Start DATASET

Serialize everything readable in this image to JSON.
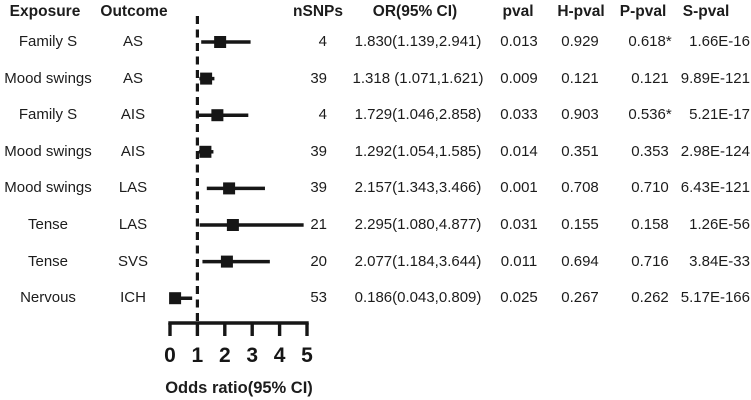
{
  "colors": {
    "foreground": "#1c1c1c",
    "plot_ink": "#161616",
    "background": "#ffffff"
  },
  "table": {
    "columns": [
      {
        "key": "exposure",
        "label": "Exposure"
      },
      {
        "key": "outcome",
        "label": "Outcome"
      },
      {
        "key": "nsnps",
        "label": "nSNPs"
      },
      {
        "key": "or_ci",
        "label": "OR(95% CI)"
      },
      {
        "key": "pval",
        "label": "pval"
      },
      {
        "key": "h_pval",
        "label": "H-pval"
      },
      {
        "key": "p_pval",
        "label": "P-pval"
      },
      {
        "key": "s_pval",
        "label": "S-pval"
      }
    ],
    "rows": [
      {
        "exposure": "Family S",
        "outcome": "AS",
        "nsnps": "4",
        "or_ci": "1.830(1.139,2.941)",
        "pval": "0.013",
        "h_pval": "0.929",
        "p_pval": "0.618*",
        "s_pval": "1.66E-16"
      },
      {
        "exposure": "Mood swings",
        "outcome": "AS",
        "nsnps": "39",
        "or_ci": "1.318 (1.071,1.621)",
        "pval": "0.009",
        "h_pval": "0.121",
        "p_pval": "0.121",
        "s_pval": "9.89E-121"
      },
      {
        "exposure": "Family S",
        "outcome": "AIS",
        "nsnps": "4",
        "or_ci": "1.729(1.046,2.858)",
        "pval": "0.033",
        "h_pval": "0.903",
        "p_pval": "0.536*",
        "s_pval": "5.21E-17"
      },
      {
        "exposure": "Mood swings",
        "outcome": "AIS",
        "nsnps": "39",
        "or_ci": "1.292(1.054,1.585)",
        "pval": "0.014",
        "h_pval": "0.351",
        "p_pval": "0.353",
        "s_pval": "2.98E-124"
      },
      {
        "exposure": "Mood swings",
        "outcome": "LAS",
        "nsnps": "39",
        "or_ci": "2.157(1.343,3.466)",
        "pval": "0.001",
        "h_pval": "0.708",
        "p_pval": "0.710",
        "s_pval": "6.43E-121"
      },
      {
        "exposure": "Tense",
        "outcome": "LAS",
        "nsnps": "21",
        "or_ci": "2.295(1.080,4.877)",
        "pval": "0.031",
        "h_pval": "0.155",
        "p_pval": "0.158",
        "s_pval": "1.26E-56"
      },
      {
        "exposure": "Tense",
        "outcome": "SVS",
        "nsnps": "20",
        "or_ci": "2.077(1.184,3.644)",
        "pval": "0.011",
        "h_pval": "0.694",
        "p_pval": "0.716",
        "s_pval": "3.84E-33"
      },
      {
        "exposure": "Nervous",
        "outcome": "ICH",
        "nsnps": "53",
        "or_ci": "0.186(0.043,0.809)",
        "pval": "0.025",
        "h_pval": "0.267",
        "p_pval": "0.262",
        "s_pval": "5.17E-166"
      }
    ]
  },
  "chart_data": {
    "type": "scatter",
    "subtype": "forest-plot-with-error-bars",
    "xlabel": "Odds ratio(95% CI)",
    "xlim": [
      0,
      5
    ],
    "x_ticks": [
      0,
      1,
      2,
      3,
      4,
      5
    ],
    "reference_line_x": 1,
    "reference_line_style": "dashed",
    "marker": "black-square",
    "points": [
      {
        "exposure": "Family S",
        "outcome": "AS",
        "nsnps": 4,
        "or": 1.83,
        "ci_low": 1.139,
        "ci_high": 2.941
      },
      {
        "exposure": "Mood swings",
        "outcome": "AS",
        "nsnps": 39,
        "or": 1.318,
        "ci_low": 1.071,
        "ci_high": 1.621
      },
      {
        "exposure": "Family S",
        "outcome": "AIS",
        "nsnps": 4,
        "or": 1.729,
        "ci_low": 1.046,
        "ci_high": 2.858
      },
      {
        "exposure": "Mood swings",
        "outcome": "AIS",
        "nsnps": 39,
        "or": 1.292,
        "ci_low": 1.054,
        "ci_high": 1.585
      },
      {
        "exposure": "Mood swings",
        "outcome": "LAS",
        "nsnps": 39,
        "or": 2.157,
        "ci_low": 1.343,
        "ci_high": 3.466
      },
      {
        "exposure": "Tense",
        "outcome": "LAS",
        "nsnps": 21,
        "or": 2.295,
        "ci_low": 1.08,
        "ci_high": 4.877
      },
      {
        "exposure": "Tense",
        "outcome": "SVS",
        "nsnps": 20,
        "or": 2.077,
        "ci_low": 1.184,
        "ci_high": 3.644
      },
      {
        "exposure": "Nervous",
        "outcome": "ICH",
        "nsnps": 53,
        "or": 0.186,
        "ci_low": 0.043,
        "ci_high": 0.809
      }
    ]
  }
}
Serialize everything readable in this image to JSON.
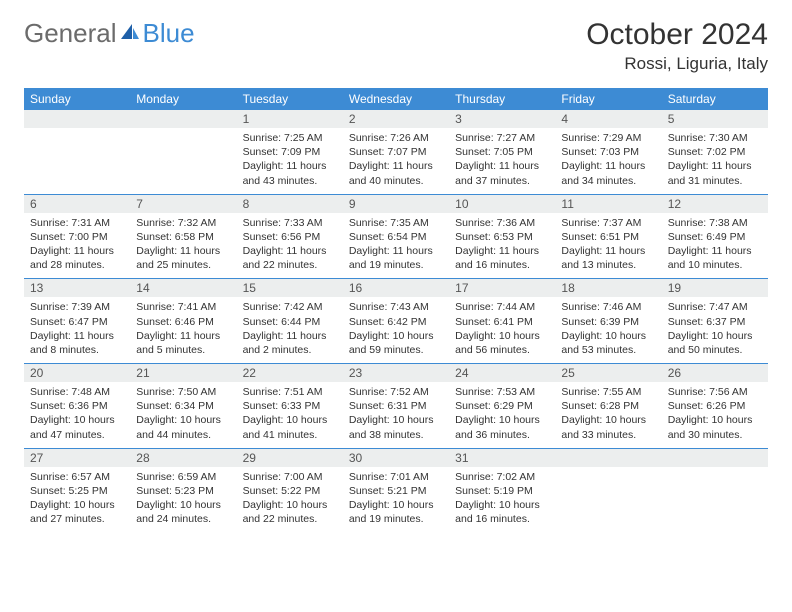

End DATASET

# EXERCISE BRIEF
Excluding the pictures, reproduce every entry exactly as given.

# EXPECTED ANSWER
Serialize everything readable in this image to JSON.
{
  "colors": {
    "foreground": "#1c1c1c",
    "plot_ink": "#161616",
    "background": "#ffffff"
  },
  "table": {
    "columns": [
      {
        "key": "exposure",
        "label": "Exposure"
      },
      {
        "key": "outcome",
        "label": "Outcome"
      },
      {
        "key": "nsnps",
        "label": "nSNPs"
      },
      {
        "key": "or_ci",
        "label": "OR(95% CI)"
      },
      {
        "key": "pval",
        "label": "pval"
      },
      {
        "key": "h_pval",
        "label": "H-pval"
      },
      {
        "key": "p_pval",
        "label": "P-pval"
      },
      {
        "key": "s_pval",
        "label": "S-pval"
      }
    ],
    "rows": [
      {
        "exposure": "Family S",
        "outcome": "AS",
        "nsnps": "4",
        "or_ci": "1.830(1.139,2.941)",
        "pval": "0.013",
        "h_pval": "0.929",
        "p_pval": "0.618*",
        "s_pval": "1.66E-16"
      },
      {
        "exposure": "Mood swings",
        "outcome": "AS",
        "nsnps": "39",
        "or_ci": "1.318 (1.071,1.621)",
        "pval": "0.009",
        "h_pval": "0.121",
        "p_pval": "0.121",
        "s_pval": "9.89E-121"
      },
      {
        "exposure": "Family S",
        "outcome": "AIS",
        "nsnps": "4",
        "or_ci": "1.729(1.046,2.858)",
        "pval": "0.033",
        "h_pval": "0.903",
        "p_pval": "0.536*",
        "s_pval": "5.21E-17"
      },
      {
        "exposure": "Mood swings",
        "outcome": "AIS",
        "nsnps": "39",
        "or_ci": "1.292(1.054,1.585)",
        "pval": "0.014",
        "h_pval": "0.351",
        "p_pval": "0.353",
        "s_pval": "2.98E-124"
      },
      {
        "exposure": "Mood swings",
        "outcome": "LAS",
        "nsnps": "39",
        "or_ci": "2.157(1.343,3.466)",
        "pval": "0.001",
        "h_pval": "0.708",
        "p_pval": "0.710",
        "s_pval": "6.43E-121"
      },
      {
        "exposure": "Tense",
        "outcome": "LAS",
        "nsnps": "21",
        "or_ci": "2.295(1.080,4.877)",
        "pval": "0.031",
        "h_pval": "0.155",
        "p_pval": "0.158",
        "s_pval": "1.26E-56"
      },
      {
        "exposure": "Tense",
        "outcome": "SVS",
        "nsnps": "20",
        "or_ci": "2.077(1.184,3.644)",
        "pval": "0.011",
        "h_pval": "0.694",
        "p_pval": "0.716",
        "s_pval": "3.84E-33"
      },
      {
        "exposure": "Nervous",
        "outcome": "ICH",
        "nsnps": "53",
        "or_ci": "0.186(0.043,0.809)",
        "pval": "0.025",
        "h_pval": "0.267",
        "p_pval": "0.262",
        "s_pval": "5.17E-166"
      }
    ]
  },
  "chart_data": {
    "type": "scatter",
    "subtype": "forest-plot-with-error-bars",
    "xlabel": "Odds ratio(95% CI)",
    "xlim": [
      0,
      5
    ],
    "x_ticks": [
      0,
      1,
      2,
      3,
      4,
      5
    ],
    "reference_line_x": 1,
    "reference_line_style": "dashed",
    "marker": "black-square",
    "points": [
      {
        "exposure": "Family S",
        "outcome": "AS",
        "nsnps": 4,
        "or": 1.83,
        "ci_low": 1.139,
        "ci_high": 2.941
      },
      {
        "exposure": "Mood swings",
        "outcome": "AS",
        "nsnps": 39,
        "or": 1.318,
        "ci_low": 1.071,
        "ci_high": 1.621
      },
      {
        "exposure": "Family S",
        "outcome": "AIS",
        "nsnps": 4,
        "or": 1.729,
        "ci_low": 1.046,
        "ci_high": 2.858
      },
      {
        "exposure": "Mood swings",
        "outcome": "AIS",
        "nsnps": 39,
        "or": 1.292,
        "ci_low": 1.054,
        "ci_high": 1.585
      },
      {
        "exposure": "Mood swings",
        "outcome": "LAS",
        "nsnps": 39,
        "or": 2.157,
        "ci_low": 1.343,
        "ci_high": 3.466
      },
      {
        "exposure": "Tense",
        "outcome": "LAS",
        "nsnps": 21,
        "or": 2.295,
        "ci_low": 1.08,
        "ci_high": 4.877
      },
      {
        "exposure": "Tense",
        "outcome": "SVS",
        "nsnps": 20,
        "or": 2.077,
        "ci_low": 1.184,
        "ci_high": 3.644
      },
      {
        "exposure": "Nervous",
        "outcome": "ICH",
        "nsnps": 53,
        "or": 0.186,
        "ci_low": 0.043,
        "ci_high": 0.809
      }
    ]
  }
}
Serialize everything readable in this image to JSON.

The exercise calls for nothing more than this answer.